* [Information provided]:
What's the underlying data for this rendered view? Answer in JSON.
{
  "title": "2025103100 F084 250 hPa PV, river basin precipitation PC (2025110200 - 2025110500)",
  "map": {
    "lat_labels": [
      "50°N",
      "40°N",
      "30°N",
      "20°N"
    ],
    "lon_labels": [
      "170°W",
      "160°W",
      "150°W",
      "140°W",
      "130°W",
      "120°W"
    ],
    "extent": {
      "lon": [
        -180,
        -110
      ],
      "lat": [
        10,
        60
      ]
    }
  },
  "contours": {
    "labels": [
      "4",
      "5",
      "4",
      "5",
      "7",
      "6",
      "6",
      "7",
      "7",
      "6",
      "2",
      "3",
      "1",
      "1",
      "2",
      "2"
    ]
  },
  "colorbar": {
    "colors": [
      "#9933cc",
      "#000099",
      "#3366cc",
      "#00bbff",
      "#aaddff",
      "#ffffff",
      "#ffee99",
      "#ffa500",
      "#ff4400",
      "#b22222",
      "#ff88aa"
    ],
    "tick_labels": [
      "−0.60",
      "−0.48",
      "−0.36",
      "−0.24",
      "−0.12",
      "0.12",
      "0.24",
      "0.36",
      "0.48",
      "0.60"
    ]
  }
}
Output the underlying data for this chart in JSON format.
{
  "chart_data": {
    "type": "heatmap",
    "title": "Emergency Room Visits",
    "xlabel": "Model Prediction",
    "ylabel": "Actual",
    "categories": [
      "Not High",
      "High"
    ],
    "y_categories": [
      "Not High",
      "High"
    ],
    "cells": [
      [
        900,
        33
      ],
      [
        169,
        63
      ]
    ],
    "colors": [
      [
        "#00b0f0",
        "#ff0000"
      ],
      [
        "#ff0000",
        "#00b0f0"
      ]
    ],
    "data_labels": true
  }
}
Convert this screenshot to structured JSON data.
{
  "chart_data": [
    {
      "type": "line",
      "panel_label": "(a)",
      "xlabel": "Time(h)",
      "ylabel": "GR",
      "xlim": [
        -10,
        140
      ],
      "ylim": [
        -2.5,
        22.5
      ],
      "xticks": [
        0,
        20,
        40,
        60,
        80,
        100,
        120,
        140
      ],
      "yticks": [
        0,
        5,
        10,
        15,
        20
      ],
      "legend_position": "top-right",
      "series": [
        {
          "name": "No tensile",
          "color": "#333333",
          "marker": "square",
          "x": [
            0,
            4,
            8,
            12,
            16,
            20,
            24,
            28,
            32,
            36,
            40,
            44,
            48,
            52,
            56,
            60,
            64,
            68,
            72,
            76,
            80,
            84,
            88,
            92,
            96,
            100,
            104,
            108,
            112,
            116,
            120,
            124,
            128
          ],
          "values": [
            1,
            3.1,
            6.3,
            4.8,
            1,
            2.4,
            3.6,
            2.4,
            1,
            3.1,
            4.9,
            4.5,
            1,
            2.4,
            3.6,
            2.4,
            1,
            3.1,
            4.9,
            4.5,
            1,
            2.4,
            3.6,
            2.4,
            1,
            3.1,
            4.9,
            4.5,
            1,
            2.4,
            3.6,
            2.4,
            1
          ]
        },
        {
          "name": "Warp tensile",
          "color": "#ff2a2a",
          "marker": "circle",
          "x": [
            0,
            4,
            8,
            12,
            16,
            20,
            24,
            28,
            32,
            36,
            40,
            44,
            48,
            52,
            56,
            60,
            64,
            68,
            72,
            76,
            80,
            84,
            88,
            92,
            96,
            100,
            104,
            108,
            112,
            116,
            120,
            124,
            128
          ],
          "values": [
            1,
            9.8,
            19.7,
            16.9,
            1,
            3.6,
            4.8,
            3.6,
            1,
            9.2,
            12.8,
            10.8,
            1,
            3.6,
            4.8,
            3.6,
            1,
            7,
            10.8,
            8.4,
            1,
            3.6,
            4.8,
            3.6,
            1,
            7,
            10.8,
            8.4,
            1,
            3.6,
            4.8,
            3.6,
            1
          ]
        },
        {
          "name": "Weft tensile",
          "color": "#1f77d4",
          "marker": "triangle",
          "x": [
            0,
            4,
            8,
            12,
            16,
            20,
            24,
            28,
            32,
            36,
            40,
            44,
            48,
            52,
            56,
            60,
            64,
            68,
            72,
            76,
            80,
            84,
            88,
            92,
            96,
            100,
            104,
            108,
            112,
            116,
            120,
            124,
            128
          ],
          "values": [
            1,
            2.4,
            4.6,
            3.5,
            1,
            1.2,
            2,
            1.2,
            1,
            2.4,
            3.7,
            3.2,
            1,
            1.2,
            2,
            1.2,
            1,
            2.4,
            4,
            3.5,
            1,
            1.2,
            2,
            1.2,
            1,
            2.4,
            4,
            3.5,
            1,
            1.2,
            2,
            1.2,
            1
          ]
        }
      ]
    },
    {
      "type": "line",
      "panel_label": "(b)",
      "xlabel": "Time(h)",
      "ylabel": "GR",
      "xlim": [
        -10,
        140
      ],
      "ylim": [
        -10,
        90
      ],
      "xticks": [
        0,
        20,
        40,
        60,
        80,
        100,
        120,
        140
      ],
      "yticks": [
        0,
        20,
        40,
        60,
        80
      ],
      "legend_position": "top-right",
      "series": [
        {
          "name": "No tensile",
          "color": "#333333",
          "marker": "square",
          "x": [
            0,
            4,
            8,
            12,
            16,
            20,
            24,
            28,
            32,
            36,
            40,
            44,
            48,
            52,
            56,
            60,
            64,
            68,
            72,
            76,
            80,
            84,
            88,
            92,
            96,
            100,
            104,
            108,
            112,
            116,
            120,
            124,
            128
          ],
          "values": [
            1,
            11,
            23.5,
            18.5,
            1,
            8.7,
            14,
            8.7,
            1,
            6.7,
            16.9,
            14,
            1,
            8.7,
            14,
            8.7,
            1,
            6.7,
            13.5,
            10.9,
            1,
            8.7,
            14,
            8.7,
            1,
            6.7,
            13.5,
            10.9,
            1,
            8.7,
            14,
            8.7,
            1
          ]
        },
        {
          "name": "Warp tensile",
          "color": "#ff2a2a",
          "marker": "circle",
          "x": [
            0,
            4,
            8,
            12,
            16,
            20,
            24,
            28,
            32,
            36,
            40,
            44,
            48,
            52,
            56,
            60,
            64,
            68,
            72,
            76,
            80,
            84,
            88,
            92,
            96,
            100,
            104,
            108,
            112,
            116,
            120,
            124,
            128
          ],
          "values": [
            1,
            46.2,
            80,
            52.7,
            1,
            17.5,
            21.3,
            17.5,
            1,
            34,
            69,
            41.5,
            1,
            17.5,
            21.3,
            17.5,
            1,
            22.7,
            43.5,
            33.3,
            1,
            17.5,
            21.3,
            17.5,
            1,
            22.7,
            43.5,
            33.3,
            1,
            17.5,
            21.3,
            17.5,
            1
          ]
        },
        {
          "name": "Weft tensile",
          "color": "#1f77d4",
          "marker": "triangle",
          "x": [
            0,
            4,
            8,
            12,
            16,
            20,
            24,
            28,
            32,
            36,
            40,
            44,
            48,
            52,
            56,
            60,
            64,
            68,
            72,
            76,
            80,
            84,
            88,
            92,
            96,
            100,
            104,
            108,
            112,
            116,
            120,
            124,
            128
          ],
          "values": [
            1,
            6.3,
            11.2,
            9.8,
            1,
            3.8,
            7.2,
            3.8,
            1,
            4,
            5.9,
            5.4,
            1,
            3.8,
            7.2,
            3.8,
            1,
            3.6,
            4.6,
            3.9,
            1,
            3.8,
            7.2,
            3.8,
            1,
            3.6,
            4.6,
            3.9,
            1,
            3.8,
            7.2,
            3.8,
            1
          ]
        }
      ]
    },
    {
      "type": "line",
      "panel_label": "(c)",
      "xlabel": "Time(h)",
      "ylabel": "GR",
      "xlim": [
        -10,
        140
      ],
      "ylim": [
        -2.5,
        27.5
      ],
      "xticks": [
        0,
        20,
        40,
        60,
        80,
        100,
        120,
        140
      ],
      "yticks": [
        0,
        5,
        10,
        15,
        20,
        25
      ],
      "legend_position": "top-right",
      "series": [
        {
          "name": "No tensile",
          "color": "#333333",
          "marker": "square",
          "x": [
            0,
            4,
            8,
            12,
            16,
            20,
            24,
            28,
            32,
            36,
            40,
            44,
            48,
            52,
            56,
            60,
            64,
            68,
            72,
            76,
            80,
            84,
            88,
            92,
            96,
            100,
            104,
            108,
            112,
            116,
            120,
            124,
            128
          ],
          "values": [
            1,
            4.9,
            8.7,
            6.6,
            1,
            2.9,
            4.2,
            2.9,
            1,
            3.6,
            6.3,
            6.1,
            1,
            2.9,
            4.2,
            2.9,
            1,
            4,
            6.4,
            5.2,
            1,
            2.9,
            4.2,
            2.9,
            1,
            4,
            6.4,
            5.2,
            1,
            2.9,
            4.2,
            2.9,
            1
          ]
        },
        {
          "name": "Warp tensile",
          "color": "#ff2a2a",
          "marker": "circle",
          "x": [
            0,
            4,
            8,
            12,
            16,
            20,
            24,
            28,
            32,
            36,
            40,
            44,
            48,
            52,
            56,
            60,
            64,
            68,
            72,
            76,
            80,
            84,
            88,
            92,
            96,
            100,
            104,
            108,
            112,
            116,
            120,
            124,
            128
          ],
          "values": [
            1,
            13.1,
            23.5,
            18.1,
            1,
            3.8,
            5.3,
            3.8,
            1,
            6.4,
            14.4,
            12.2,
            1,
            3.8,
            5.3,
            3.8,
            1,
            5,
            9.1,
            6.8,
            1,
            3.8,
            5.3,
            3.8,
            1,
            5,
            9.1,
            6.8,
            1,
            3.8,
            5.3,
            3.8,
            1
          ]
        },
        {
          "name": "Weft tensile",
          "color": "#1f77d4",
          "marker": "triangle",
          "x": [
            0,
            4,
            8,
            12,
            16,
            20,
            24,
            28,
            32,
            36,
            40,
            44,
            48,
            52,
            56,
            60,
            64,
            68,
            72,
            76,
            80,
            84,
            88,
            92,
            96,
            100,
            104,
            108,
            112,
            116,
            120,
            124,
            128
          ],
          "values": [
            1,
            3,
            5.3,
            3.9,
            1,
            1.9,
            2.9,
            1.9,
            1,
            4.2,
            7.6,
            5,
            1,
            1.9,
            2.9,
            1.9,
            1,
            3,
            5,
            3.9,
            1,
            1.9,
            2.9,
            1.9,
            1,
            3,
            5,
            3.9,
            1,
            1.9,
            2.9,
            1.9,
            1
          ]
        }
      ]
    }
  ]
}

* [Task to carry out]: Scan the records above for the string "JSON", then select every line that holds it.

* [Solution to this problem]:
What's the underlying data for this rendered view? Answer in JSON.
Output the underlying data for this chart in JSON format.
Convert this screenshot to structured JSON data.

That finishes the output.